*** DATA FOR REVIEW ***

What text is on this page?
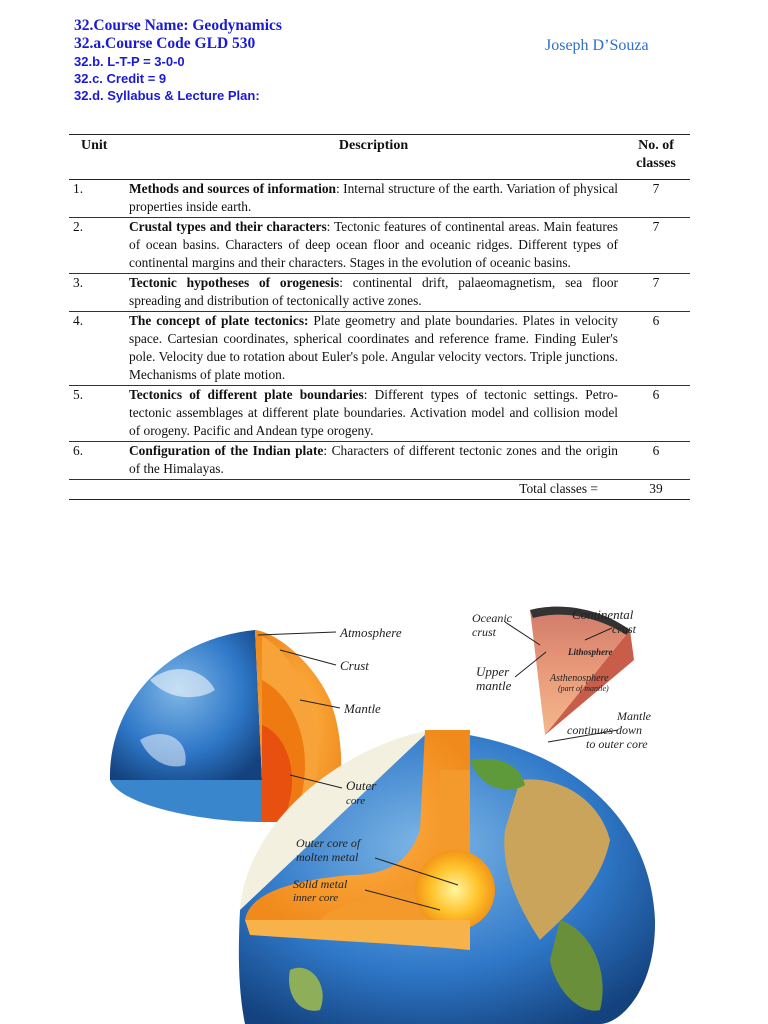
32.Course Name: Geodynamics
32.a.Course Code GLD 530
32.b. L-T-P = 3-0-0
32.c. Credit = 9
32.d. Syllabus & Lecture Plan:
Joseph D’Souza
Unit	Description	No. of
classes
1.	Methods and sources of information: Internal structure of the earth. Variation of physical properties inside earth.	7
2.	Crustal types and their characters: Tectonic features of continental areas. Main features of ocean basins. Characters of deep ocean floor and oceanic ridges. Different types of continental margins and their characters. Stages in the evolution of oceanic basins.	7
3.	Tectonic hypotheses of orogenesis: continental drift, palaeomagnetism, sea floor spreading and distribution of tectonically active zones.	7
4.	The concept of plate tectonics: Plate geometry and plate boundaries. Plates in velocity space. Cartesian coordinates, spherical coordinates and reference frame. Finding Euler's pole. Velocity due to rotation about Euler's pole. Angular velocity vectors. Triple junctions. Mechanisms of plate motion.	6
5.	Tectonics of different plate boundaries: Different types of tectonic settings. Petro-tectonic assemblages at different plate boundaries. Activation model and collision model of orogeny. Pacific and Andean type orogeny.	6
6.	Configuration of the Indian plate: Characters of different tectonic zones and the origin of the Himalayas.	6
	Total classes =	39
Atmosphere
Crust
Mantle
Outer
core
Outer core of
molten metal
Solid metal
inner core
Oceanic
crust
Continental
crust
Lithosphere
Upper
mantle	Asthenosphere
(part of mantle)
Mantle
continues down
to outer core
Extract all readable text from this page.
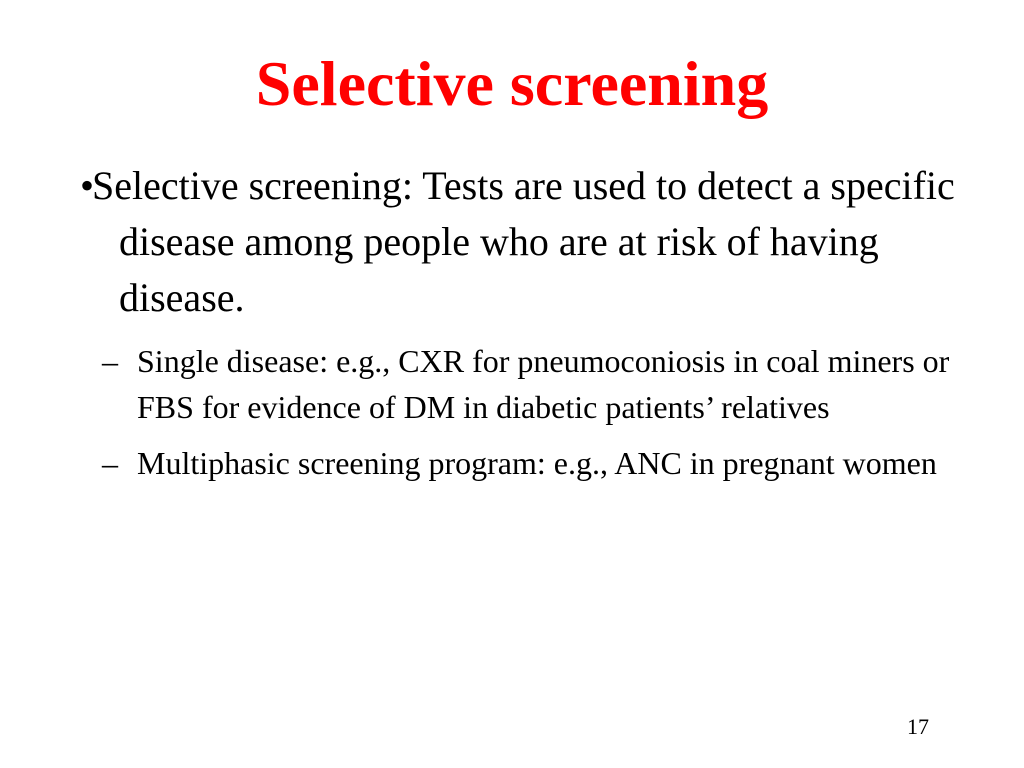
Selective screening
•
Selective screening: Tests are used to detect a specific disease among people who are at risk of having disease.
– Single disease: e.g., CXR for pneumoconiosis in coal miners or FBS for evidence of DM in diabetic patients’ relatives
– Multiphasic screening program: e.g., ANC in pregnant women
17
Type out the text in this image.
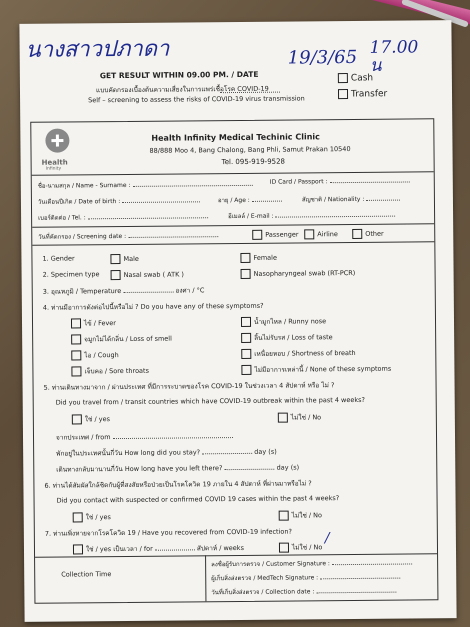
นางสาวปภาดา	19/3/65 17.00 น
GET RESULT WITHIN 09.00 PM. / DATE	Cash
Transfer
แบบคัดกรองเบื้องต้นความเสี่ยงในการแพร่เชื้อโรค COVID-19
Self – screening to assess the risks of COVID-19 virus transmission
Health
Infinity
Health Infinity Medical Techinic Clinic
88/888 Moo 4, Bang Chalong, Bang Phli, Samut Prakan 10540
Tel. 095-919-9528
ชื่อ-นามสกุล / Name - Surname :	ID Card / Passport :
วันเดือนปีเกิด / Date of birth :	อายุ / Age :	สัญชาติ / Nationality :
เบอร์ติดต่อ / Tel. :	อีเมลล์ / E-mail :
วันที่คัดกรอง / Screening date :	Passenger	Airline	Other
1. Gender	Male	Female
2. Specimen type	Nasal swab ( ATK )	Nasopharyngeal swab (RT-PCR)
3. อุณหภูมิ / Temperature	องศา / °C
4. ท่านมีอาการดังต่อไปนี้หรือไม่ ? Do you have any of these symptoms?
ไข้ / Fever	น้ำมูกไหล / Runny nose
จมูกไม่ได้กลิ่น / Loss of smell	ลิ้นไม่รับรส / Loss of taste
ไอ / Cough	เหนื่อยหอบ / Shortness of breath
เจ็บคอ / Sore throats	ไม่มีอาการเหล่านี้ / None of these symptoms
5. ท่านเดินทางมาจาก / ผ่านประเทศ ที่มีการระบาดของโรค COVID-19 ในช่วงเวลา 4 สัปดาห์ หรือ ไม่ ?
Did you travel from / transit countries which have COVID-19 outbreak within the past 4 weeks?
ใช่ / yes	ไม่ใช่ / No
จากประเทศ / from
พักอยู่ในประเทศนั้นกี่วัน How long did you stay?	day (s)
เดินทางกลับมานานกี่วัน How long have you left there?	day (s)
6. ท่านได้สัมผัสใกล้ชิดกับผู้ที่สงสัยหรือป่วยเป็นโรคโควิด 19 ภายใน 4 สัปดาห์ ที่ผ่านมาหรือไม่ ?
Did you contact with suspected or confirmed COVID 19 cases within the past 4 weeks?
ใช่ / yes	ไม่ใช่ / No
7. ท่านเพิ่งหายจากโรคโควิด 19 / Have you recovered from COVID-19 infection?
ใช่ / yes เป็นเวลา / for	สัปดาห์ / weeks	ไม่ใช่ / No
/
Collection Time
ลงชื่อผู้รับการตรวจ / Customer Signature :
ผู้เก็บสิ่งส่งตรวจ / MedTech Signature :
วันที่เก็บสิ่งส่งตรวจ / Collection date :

*** End of DATA FOR REVIEW ***

WORK TO COMPLETE
Once the pictures are removed, repeat all of the data above exactly.

ANSWER SECTION
What text is on this page?
32.Course Name: Geodynamics
32.a.Course Code GLD 530
32.b. L-T-P = 3-0-0
32.c. Credit = 9
32.d. Syllabus & Lecture Plan:
Joseph D’Souza
Unit	Description	No. of
classes
1.	Methods and sources of information: Internal structure of the earth. Variation of physical properties inside earth.	7
2.	Crustal types and their characters: Tectonic features of continental areas. Main features of ocean basins. Characters of deep ocean floor and oceanic ridges. Different types of continental margins and their characters. Stages in the evolution of oceanic basins.	7
3.	Tectonic hypotheses of orogenesis: continental drift, palaeomagnetism, sea floor spreading and distribution of tectonically active zones.	7
4.	The concept of plate tectonics: Plate geometry and plate boundaries. Plates in velocity space. Cartesian coordinates, spherical coordinates and reference frame. Finding Euler's pole. Velocity due to rotation about Euler's pole. Angular velocity vectors. Triple junctions. Mechanisms of plate motion.	6
5.	Tectonics of different plate boundaries: Different types of tectonic settings. Petro-tectonic assemblages at different plate boundaries. Activation model and collision model of orogeny. Pacific and Andean type orogeny.	6
6.	Configuration of the Indian plate: Characters of different tectonic zones and the origin of the Himalayas.	6
	Total classes =	39
Atmosphere
Crust
Mantle
Outer
core
Outer core of
molten metal
Solid metal
inner core
Oceanic
crust
Continental
crust
Lithosphere
Upper
mantle	Asthenosphere
(part of mantle)
Mantle
continues down
to outer core
Extract all readable text from this page.
Selective screening
•
Selective screening: Tests are used to detect a specific disease among people who are at risk of having disease.
– Single disease: e.g., CXR for pneumoconiosis in coal miners or FBS for evidence of DM in diabetic patients’ relatives
– Multiphasic screening program: e.g., ANC in pregnant women
17
Type out the text in this image.
นางสาวปภาดา	19/3/65 17.00 น
GET RESULT WITHIN 09.00 PM. / DATE	Cash
Transfer
แบบคัดกรองเบื้องต้นความเสี่ยงในการแพร่เชื้อโรค COVID-19
Self – screening to assess the risks of COVID-19 virus transmission
Health
Infinity
Health Infinity Medical Techinic Clinic
88/888 Moo 4, Bang Chalong, Bang Phli, Samut Prakan 10540
Tel. 095-919-9528
ชื่อ-นามสกุล / Name - Surname :	ID Card / Passport :
วันเดือนปีเกิด / Date of birth :	อายุ / Age :	สัญชาติ / Nationality :
เบอร์ติดต่อ / Tel. :	อีเมลล์ / E-mail :
วันที่คัดกรอง / Screening date :	Passenger	Airline	Other
1. Gender	Male	Female
2. Specimen type	Nasal swab ( ATK )	Nasopharyngeal swab (RT-PCR)
3. อุณหภูมิ / Temperature	องศา / °C
4. ท่านมีอาการดังต่อไปนี้หรือไม่ ? Do you have any of these symptoms?
ไข้ / Fever	น้ำมูกไหล / Runny nose
จมูกไม่ได้กลิ่น / Loss of smell	ลิ้นไม่รับรส / Loss of taste
ไอ / Cough	เหนื่อยหอบ / Shortness of breath
เจ็บคอ / Sore throats	ไม่มีอาการเหล่านี้ / None of these symptoms
5. ท่านเดินทางมาจาก / ผ่านประเทศ ที่มีการระบาดของโรค COVID-19 ในช่วงเวลา 4 สัปดาห์ หรือ ไม่ ?
Did you travel from / transit countries which have COVID-19 outbreak within the past 4 weeks?
ใช่ / yes	ไม่ใช่ / No
จากประเทศ / from
พักอยู่ในประเทศนั้นกี่วัน How long did you stay?	day (s)
เดินทางกลับมานานกี่วัน How long have you left there?	day (s)
6. ท่านได้สัมผัสใกล้ชิดกับผู้ที่สงสัยหรือป่วยเป็นโรคโควิด 19 ภายใน 4 สัปดาห์ ที่ผ่านมาหรือไม่ ?
Did you contact with suspected or confirmed COVID 19 cases within the past 4 weeks?
ใช่ / yes	ไม่ใช่ / No
7. ท่านเพิ่งหายจากโรคโควิด 19 / Have you recovered from COVID-19 infection?
ใช่ / yes เป็นเวลา / for	สัปดาห์ / weeks	ไม่ใช่ / No
/
Collection Time
ลงชื่อผู้รับการตรวจ / Customer Signature :
ผู้เก็บสิ่งส่งตรวจ / MedTech Signature :
วันที่เก็บสิ่งส่งตรวจ / Collection date :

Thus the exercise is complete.